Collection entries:
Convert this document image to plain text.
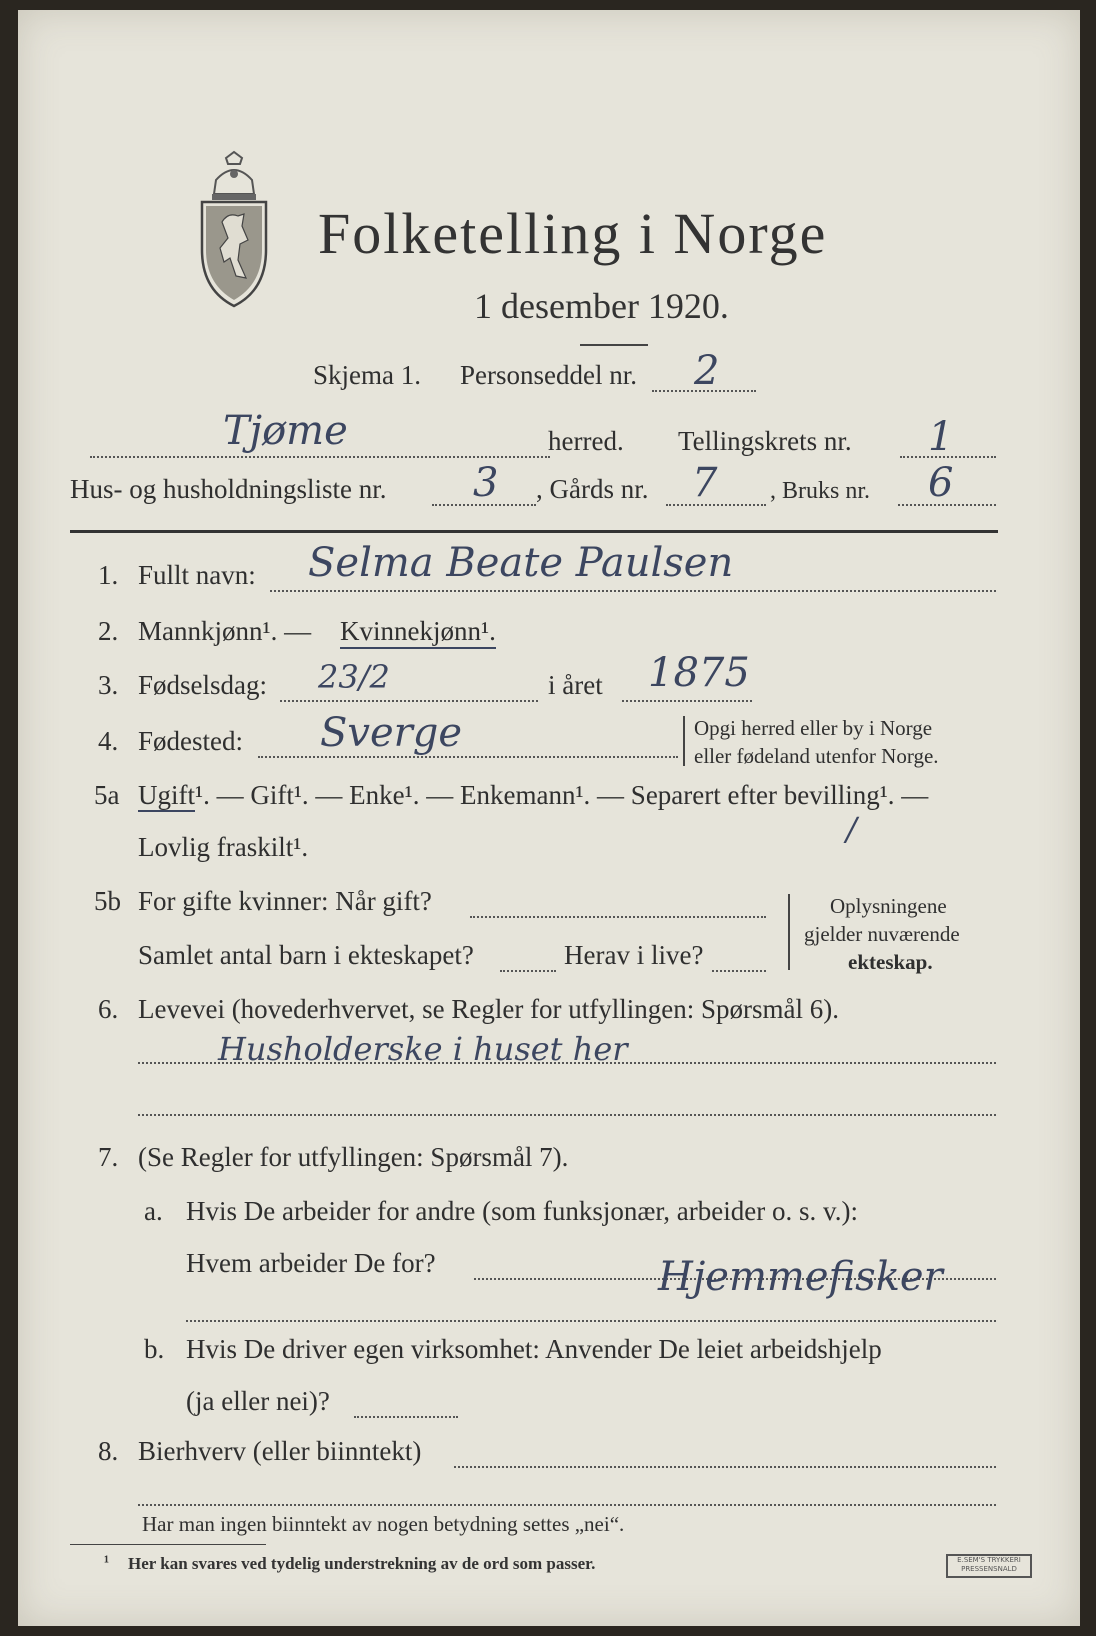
Folketelling i Norge
1 desember 1920.
Skjema 1. Personseddel nr. 2
Tjøme	herred. Tellingskrets nr. 1
Hus- og husholdningsliste nr. 3 , Gårds nr. 7 , Bruks nr. 6
1. Fullt navn: Selma Beate Paulsen
2. Mannkjønn¹. — Kvinnekjønn¹.
3. Fødselsdag: 23/2	i året 1875
4. Fødested: Sverge	Opgi herred eller by i Norge
eller fødeland utenfor Norge.
5a Ugift¹. — Gift¹. — Enke¹. — Enkemann¹. — Separert efter bevilling¹. —
Lovlig fraskilt¹.	/
5b For gifte kvinner: Når gift?
Samlet antal barn i ekteskapet?	Herav i live?
Oplysningene
gjelder nuværende
ekteskap.
6. Levevei (hovederhvervet, se Regler for utfyllingen: Spørsmål 6).
Husholderske i huset her
7. (Se Regler for utfyllingen: Spørsmål 7).
a. Hvis De arbeider for andre (som funksjonær, arbeider o. s. v.):
Hvem arbeider De for?	Hjemmefisker
b. Hvis De driver egen virksomhet: Anvender De leiet arbeidshjelp
(ja eller nei)?
8. Bierhverv (eller biinntekt)
Har man ingen biinntekt av nogen betydning settes „nei“.
¹ Her kan svares ved tydelig understrekning av de ord som passer.	E.SEM'S TRYKKERI
PRESSENSNALD
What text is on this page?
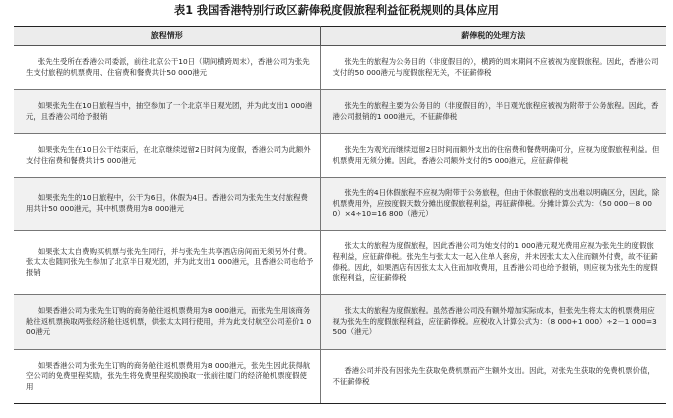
表1 我国香港特别行政区薪俸税度假旅程利益征税规则的具体应用
旅程情形	薪俸税的处理方法

张先生受所在香港公司委派，前往北京公干10日（期间横跨周末），香港公司为张先生支付旅程的机票费用、住宿费和餐费共计50 000港元	张先生的旅程为公务目的（非度假目的），横跨的周末期间不应被视为度假旅程。因此，香港公司支付的50 000港元与度假旅程无关，不征薪俸税

如果张先生在10日旅程当中，抽空参加了一个北京半日观光团，并为此支出1 000港元，且香港公司给予报销	张先生的旅程主要为公务目的（非度假目的），半日观光旅程应被视为附带于公务旅程。因此，香港公司报销的1 000港元，不征薪俸税

如果张先生在10日公干结束后，在北京继续逗留2日时间为度假，香港公司为此额外支付住宿费和餐费共计5 000港元	张先生为观光而继续逗留2日时间而额外支出的住宿费和餐费明确可分，应视为度假旅程利益。但机票费用无须分摊。因此，香港公司额外支付的5 000港元，应征薪俸税

如果张先生的10日旅程中，公干为6日，休假为4日。香港公司为张先生支付旅程费用共计50 000港元，其中机票费用为8 000港元	张先生的4日休假旅程不应视为附带于公务旅程，但由于休假旅程的支出难以明确区分，因此，除机票费用外，应按度假天数分摊出度假旅程利益，再征薪俸税。分摊计算公式为：（50 000－8 000）×4÷10=16 800（港元）

如果张太太自费购买机票与张先生同行，并与张先生共享酒店房间而无须另外付费。张太太也随同张先生参加了北京半日观光团，并为此支出1 000港元，且香港公司也给予报销	张太太的旅程为度假旅程，因此香港公司为她支付的1 000港元观光费用应视为张先生的度假旅程利益，应征薪俸税。张先生与张太太一起入住单人套房，并未因张太太入住而额外付费，故不征薪俸税。因此，如果酒店有因张太太入住而加收费用，且香港公司也给予报销，则应视为张先生的度假旅程利益，应征薪俸税

如果香港公司为张先生订购的商务舱往返机票费用为8 000港元，而张先生用该商务舱往返机票换取两张经济舱往返机票，供张太太同行使用，并为此支付航空公司差价1 000港元	张太太的旅程为度假旅程。虽然香港公司没有额外增加实际成本，但张先生将太太的机票费用应视为张先生的度假旅程利益，应征薪俸税。应税收入计算公式为：（8 000+1 000）÷2－1 000=3 500（港元）

如果香港公司为张先生订购的商务舱往返机票费用为8 000港元，张先生因此获得航空公司的免费里程奖励，张先生将免费里程奖励换取一张前往厦门的经济舱机票度假使用	香港公司并没有因张先生获取免费机票而产生额外支出。因此，对张先生获取的免费机票价值，不征薪俸税
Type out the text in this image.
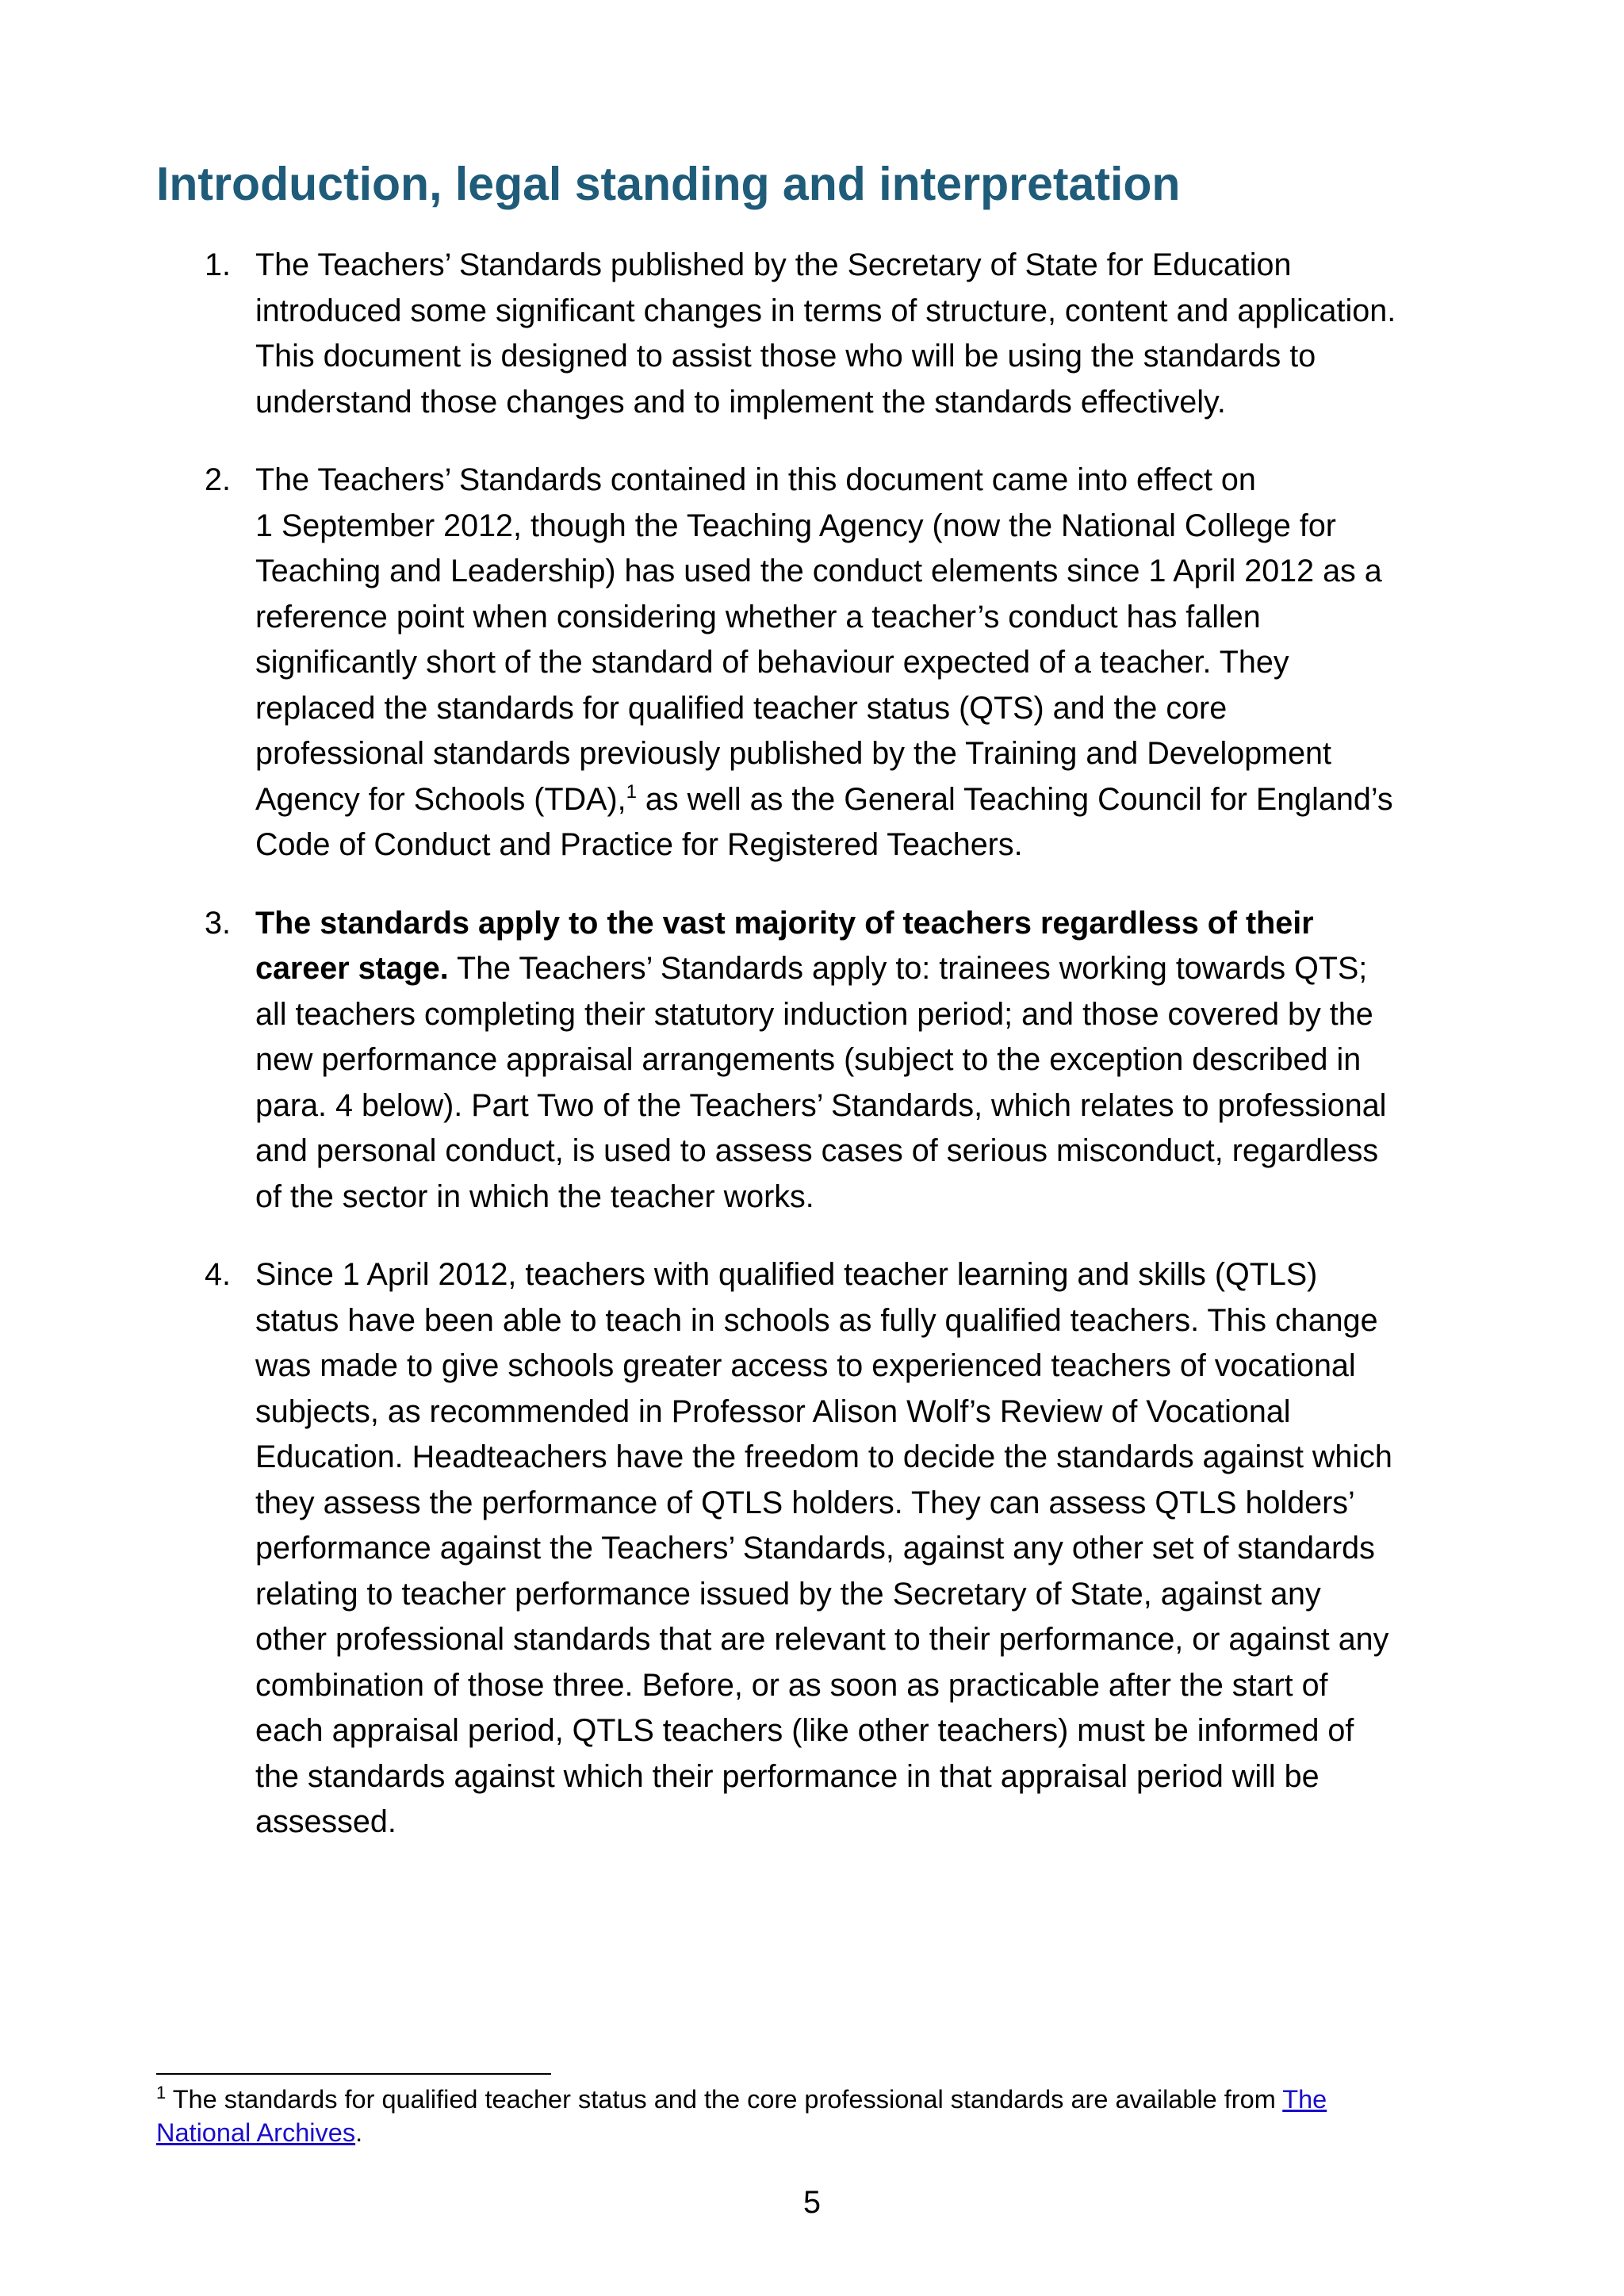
Introduction, legal standing and interpretation
1. The Teachers’ Standards published by the Secretary of State for Education
introduced some significant changes in terms of structure, content and application.
This document is designed to assist those who will be using the standards to
understand those changes and to implement the standards effectively.
2. The Teachers’ Standards contained in this document came into effect on
1 September 2012, though the Teaching Agency (now the National College for
Teaching and Leadership) has used the conduct elements since 1 April 2012 as a
reference point when considering whether a teacher’s conduct has fallen
significantly short of the standard of behaviour expected of a teacher. They
replaced the standards for qualified teacher status (QTS) and the core
professional standards previously published by the Training and Development
Agency for Schools (TDA),$^1$ as well as the General Teaching Council for England’s
Code of Conduct and Practice for Registered Teachers.
3. The standards apply to the vast majority of teachers regardless of their
career stage. The Teachers’ Standards apply to: trainees working towards QTS;
all teachers completing their statutory induction period; and those covered by the
new performance appraisal arrangements (subject to the exception described in
para. 4 below). Part Two of the Teachers’ Standards, which relates to professional
and personal conduct, is used to assess cases of serious misconduct, regardless
of the sector in which the teacher works.
4. Since 1 April 2012, teachers with qualified teacher learning and skills (QTLS)
status have been able to teach in schools as fully qualified teachers. This change
was made to give schools greater access to experienced teachers of vocational
subjects, as recommended in Professor Alison Wolf’s Review of Vocational
Education. Headteachers have the freedom to decide the standards against which
they assess the performance of QTLS holders. They can assess QTLS holders’
performance against the Teachers’ Standards, against any other set of standards
relating to teacher performance issued by the Secretary of State, against any
other professional standards that are relevant to their performance, or against any
combination of those three. Before, or as soon as practicable after the start of
each appraisal period, QTLS teachers (like other teachers) must be informed of
the standards against which their performance in that appraisal period will be
assessed.
$^1$ The standards for qualified teacher status and the core professional standards are available from The
National Archives.
5
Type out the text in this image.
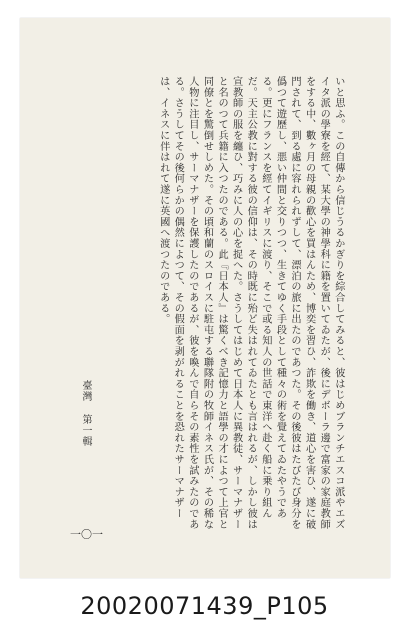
いと思ふ。この自傳から信じうるかぎりを綜合してみると、彼はじめブランチエスコ派やエズイタ派の學寮を經て、某大學の神學科に籍を置いてゐたが、後にデボーラ邊で富家の家庭教師をする中、數ヶ月の母親の歡心を買はんため、博奕を習ひ、詐欺を働き、道心を害ひ、遂に破門されて、到る處に容れられずして、漂泊の旅に出たのであつた。その後彼はたびたび身分を僞つて遊歷し、悪い仲間と交りつつ、生きてゆく手段として種々の術を覺えてゐたやうである。更にフランスを經てイギリスに渡り、そこで或る知人の世話で東洋へ赴く船に乗り組んだ。天主公教に對する彼の信仰は、その時既に殆ど失はれてゐたとも言はれるが、しかし彼は宣教師の服を纏ひ、巧みに人の心を捉へた。さうしてはじめて日本人に異教徒、サーマナザーと名のつて兵籍に入つたのである。此『日本人』は驚くべき記憶力と語學の才によつて上官と同僚とを驚倒せしめた。その頃和蘭のスロイスに駐屯する聯隊附の牧師イネス氏が、その稀な人物に注目し、サーマナザーを保護したのであるが、彼を喚んで自らその素性を試みたのである。さうしてその後何らかの偶然によつて、その假面を剥がれることを恐れたサーマナザーは、イネスに伴はれて遂に英國へ渡つたのである。

臺灣 第一輯
一〇一
20020071439_P105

**What is being asked:**
Give the number of lines where the string "qualified" occurs, without any further text.

**Exercise solution:**
4